■ **Short problem**
Skip the pictures. Reproduce all other material exactly.

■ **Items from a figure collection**
---

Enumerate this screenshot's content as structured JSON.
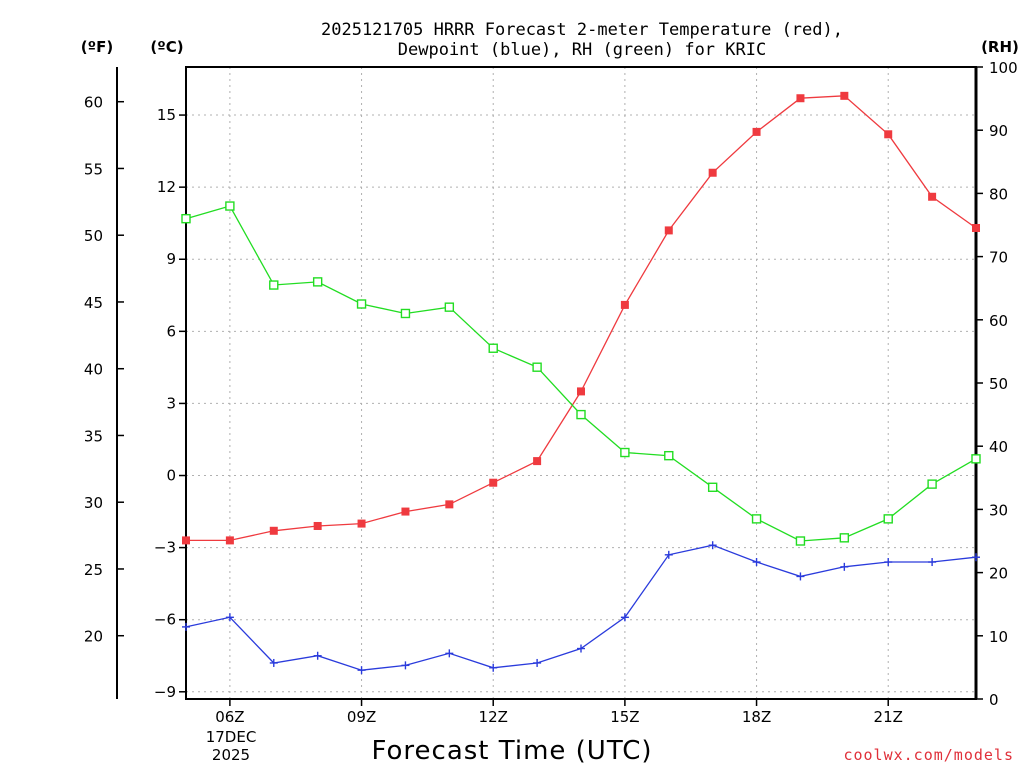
{
  "chart_data": {
    "type": "line",
    "title_line1": "2025121705 HRRR Forecast 2-meter Temperature (red),",
    "title_line2": "Dewpoint (blue), RH (green) for KRIC",
    "xlabel": "Forecast Time (UTC)",
    "credit": "coolwx.com/models",
    "units": {
      "fahrenheit": "(ºF)",
      "celsius": "(ºC)",
      "rh": "(RH)"
    },
    "x_hours": [
      5,
      6,
      7,
      8,
      9,
      10,
      11,
      12,
      13,
      14,
      15,
      16,
      17,
      18,
      19,
      20,
      21,
      22,
      23
    ],
    "xlim": [
      5,
      23
    ],
    "x_ticks": [
      {
        "hour": 6,
        "label": "06Z"
      },
      {
        "hour": 9,
        "label": "09Z"
      },
      {
        "hour": 12,
        "label": "12Z"
      },
      {
        "hour": 15,
        "label": "15Z"
      },
      {
        "hour": 18,
        "label": "18Z"
      },
      {
        "hour": 21,
        "label": "21Z"
      }
    ],
    "date_label_1": "17DEC",
    "date_label_2": "2025",
    "celsius_axis": {
      "range": [
        -9.3,
        17.0
      ],
      "ticks": [
        -9,
        -6,
        -3,
        0,
        3,
        6,
        9,
        12,
        15
      ],
      "tick_labels": [
        "−9",
        "−6",
        "−3",
        "0",
        "3",
        "6",
        "9",
        "12",
        "15"
      ]
    },
    "fahrenheit_ticks": [
      20,
      25,
      30,
      35,
      40,
      45,
      50,
      55,
      60
    ],
    "rh_axis": {
      "range": [
        0,
        100
      ],
      "ticks": [
        0,
        10,
        20,
        30,
        40,
        50,
        60,
        70,
        80,
        90,
        100
      ]
    },
    "series": [
      {
        "name": "2-meter Temperature",
        "axis": "celsius",
        "color": "#ef3a3f",
        "marker": "filled-square",
        "values": [
          -2.7,
          -2.7,
          -2.3,
          -2.1,
          -2.0,
          -1.5,
          -1.2,
          -0.3,
          0.6,
          3.5,
          7.1,
          10.2,
          12.6,
          14.3,
          15.7,
          15.8,
          14.2,
          11.6,
          10.3
        ]
      },
      {
        "name": "Dewpoint",
        "axis": "celsius",
        "color": "#2a3bdc",
        "marker": "plus",
        "values": [
          -6.3,
          -5.9,
          -7.8,
          -7.5,
          -8.1,
          -7.9,
          -7.4,
          -8.0,
          -7.8,
          -7.2,
          -5.9,
          -3.3,
          -2.9,
          -3.6,
          -4.2,
          -3.8,
          -3.6,
          -3.6,
          -3.4
        ]
      },
      {
        "name": "Relative Humidity",
        "axis": "rh",
        "color": "#22dd22",
        "marker": "open-square",
        "values": [
          76,
          78,
          65.5,
          66,
          62.5,
          61,
          62,
          55.5,
          52.5,
          45,
          39,
          38.5,
          33.5,
          28.5,
          25,
          25.5,
          28.5,
          34,
          38
        ]
      }
    ]
  }
}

---

■ **Expected answer**
Enumerate this screenshot's content as structured JSON.
{
  "chart_data": {
    "type": "line",
    "title_line1": "2025121705 HRRR Forecast 2-meter Temperature (red),",
    "title_line2": "Dewpoint (blue), RH (green) for KRIC",
    "xlabel": "Forecast Time (UTC)",
    "credit": "coolwx.com/models",
    "units": {
      "fahrenheit": "(ºF)",
      "celsius": "(ºC)",
      "rh": "(RH)"
    },
    "x_hours": [
      5,
      6,
      7,
      8,
      9,
      10,
      11,
      12,
      13,
      14,
      15,
      16,
      17,
      18,
      19,
      20,
      21,
      22,
      23
    ],
    "xlim": [
      5,
      23
    ],
    "x_ticks": [
      {
        "hour": 6,
        "label": "06Z"
      },
      {
        "hour": 9,
        "label": "09Z"
      },
      {
        "hour": 12,
        "label": "12Z"
      },
      {
        "hour": 15,
        "label": "15Z"
      },
      {
        "hour": 18,
        "label": "18Z"
      },
      {
        "hour": 21,
        "label": "21Z"
      }
    ],
    "date_label_1": "17DEC",
    "date_label_2": "2025",
    "celsius_axis": {
      "range": [
        -9.3,
        17.0
      ],
      "ticks": [
        -9,
        -6,
        -3,
        0,
        3,
        6,
        9,
        12,
        15
      ],
      "tick_labels": [
        "−9",
        "−6",
        "−3",
        "0",
        "3",
        "6",
        "9",
        "12",
        "15"
      ]
    },
    "fahrenheit_ticks": [
      20,
      25,
      30,
      35,
      40,
      45,
      50,
      55,
      60
    ],
    "rh_axis": {
      "range": [
        0,
        100
      ],
      "ticks": [
        0,
        10,
        20,
        30,
        40,
        50,
        60,
        70,
        80,
        90,
        100
      ]
    },
    "series": [
      {
        "name": "2-meter Temperature",
        "axis": "celsius",
        "color": "#ef3a3f",
        "marker": "filled-square",
        "values": [
          -2.7,
          -2.7,
          -2.3,
          -2.1,
          -2.0,
          -1.5,
          -1.2,
          -0.3,
          0.6,
          3.5,
          7.1,
          10.2,
          12.6,
          14.3,
          15.7,
          15.8,
          14.2,
          11.6,
          10.3
        ]
      },
      {
        "name": "Dewpoint",
        "axis": "celsius",
        "color": "#2a3bdc",
        "marker": "plus",
        "values": [
          -6.3,
          -5.9,
          -7.8,
          -7.5,
          -8.1,
          -7.9,
          -7.4,
          -8.0,
          -7.8,
          -7.2,
          -5.9,
          -3.3,
          -2.9,
          -3.6,
          -4.2,
          -3.8,
          -3.6,
          -3.6,
          -3.4
        ]
      },
      {
        "name": "Relative Humidity",
        "axis": "rh",
        "color": "#22dd22",
        "marker": "open-square",
        "values": [
          76,
          78,
          65.5,
          66,
          62.5,
          61,
          62,
          55.5,
          52.5,
          45,
          39,
          38.5,
          33.5,
          28.5,
          25,
          25.5,
          28.5,
          34,
          38
        ]
      }
    ]
  }
}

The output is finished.